▶ [What to work on]: Gather from the listing below each line that includes the word "лучом", and copy it.

Entries taken from a collection

## start

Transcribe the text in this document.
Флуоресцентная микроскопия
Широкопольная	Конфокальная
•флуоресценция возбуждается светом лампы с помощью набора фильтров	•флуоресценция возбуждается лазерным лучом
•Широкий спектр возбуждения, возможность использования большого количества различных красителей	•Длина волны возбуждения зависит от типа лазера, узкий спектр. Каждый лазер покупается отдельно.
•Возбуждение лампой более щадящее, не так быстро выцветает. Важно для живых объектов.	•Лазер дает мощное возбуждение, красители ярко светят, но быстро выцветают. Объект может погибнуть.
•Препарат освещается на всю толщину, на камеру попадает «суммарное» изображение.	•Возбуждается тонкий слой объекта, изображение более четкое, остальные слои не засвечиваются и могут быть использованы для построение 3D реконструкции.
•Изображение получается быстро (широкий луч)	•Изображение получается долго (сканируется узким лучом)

## end

▶ [Written reply]:
•флуоресценция возбуждается светом лампы с помощью набора фильтров	•флуоресценция возбуждается лазерным лучом
•Изображение получается быстро (широкий луч)	•Изображение получается долго (сканируется узким лучом)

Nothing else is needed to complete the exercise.